Data start
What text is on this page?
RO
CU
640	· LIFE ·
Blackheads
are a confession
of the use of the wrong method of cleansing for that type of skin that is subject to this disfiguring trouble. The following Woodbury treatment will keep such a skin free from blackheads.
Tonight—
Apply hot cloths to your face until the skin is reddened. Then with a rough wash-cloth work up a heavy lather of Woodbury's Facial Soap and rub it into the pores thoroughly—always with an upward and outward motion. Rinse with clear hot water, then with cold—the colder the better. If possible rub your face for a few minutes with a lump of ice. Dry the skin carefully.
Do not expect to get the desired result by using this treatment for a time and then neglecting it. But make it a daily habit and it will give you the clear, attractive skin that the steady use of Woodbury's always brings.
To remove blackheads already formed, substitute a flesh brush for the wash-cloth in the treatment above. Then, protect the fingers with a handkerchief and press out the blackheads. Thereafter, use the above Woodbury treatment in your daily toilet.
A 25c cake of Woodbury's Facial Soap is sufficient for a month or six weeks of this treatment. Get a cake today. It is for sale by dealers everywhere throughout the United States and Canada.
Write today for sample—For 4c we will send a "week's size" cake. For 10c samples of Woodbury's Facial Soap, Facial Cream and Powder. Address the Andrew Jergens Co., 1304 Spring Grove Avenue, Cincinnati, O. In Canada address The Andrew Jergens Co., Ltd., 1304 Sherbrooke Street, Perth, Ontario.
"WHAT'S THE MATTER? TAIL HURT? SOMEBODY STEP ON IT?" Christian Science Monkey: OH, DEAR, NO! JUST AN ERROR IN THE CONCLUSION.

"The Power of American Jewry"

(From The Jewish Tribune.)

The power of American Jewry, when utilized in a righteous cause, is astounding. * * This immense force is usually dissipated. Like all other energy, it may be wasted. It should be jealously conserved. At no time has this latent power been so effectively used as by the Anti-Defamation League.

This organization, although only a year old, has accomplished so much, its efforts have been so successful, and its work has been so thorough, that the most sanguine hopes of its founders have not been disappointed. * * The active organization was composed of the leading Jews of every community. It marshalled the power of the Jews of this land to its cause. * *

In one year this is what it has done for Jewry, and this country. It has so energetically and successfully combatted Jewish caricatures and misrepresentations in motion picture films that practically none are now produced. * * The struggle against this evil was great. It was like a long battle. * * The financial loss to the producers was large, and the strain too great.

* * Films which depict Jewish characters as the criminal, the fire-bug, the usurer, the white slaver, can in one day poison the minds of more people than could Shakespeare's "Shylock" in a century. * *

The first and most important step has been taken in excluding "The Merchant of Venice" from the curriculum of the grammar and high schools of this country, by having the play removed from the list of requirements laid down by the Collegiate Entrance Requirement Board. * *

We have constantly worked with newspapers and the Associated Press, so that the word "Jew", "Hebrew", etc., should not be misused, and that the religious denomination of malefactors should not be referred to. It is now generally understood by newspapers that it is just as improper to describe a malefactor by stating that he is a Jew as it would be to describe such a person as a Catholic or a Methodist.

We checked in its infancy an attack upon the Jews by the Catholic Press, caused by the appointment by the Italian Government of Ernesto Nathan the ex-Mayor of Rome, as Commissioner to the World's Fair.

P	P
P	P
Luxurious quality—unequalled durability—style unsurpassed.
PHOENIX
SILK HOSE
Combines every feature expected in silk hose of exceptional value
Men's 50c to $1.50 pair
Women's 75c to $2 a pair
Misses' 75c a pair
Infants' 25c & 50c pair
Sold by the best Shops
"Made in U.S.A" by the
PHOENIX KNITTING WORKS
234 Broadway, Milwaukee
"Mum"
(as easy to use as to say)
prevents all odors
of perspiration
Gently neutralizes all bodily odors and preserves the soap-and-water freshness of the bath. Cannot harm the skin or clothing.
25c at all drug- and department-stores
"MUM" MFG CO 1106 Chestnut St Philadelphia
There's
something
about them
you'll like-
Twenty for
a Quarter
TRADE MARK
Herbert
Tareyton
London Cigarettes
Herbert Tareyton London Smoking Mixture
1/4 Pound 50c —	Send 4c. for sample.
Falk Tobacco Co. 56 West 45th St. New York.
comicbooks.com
Data end
=== Required work ===
Take every line from the data that contains the word "Tareyton".

=== Answer to the exercise ===
Tareyton
Herbert Tareyton London Smoking Mixture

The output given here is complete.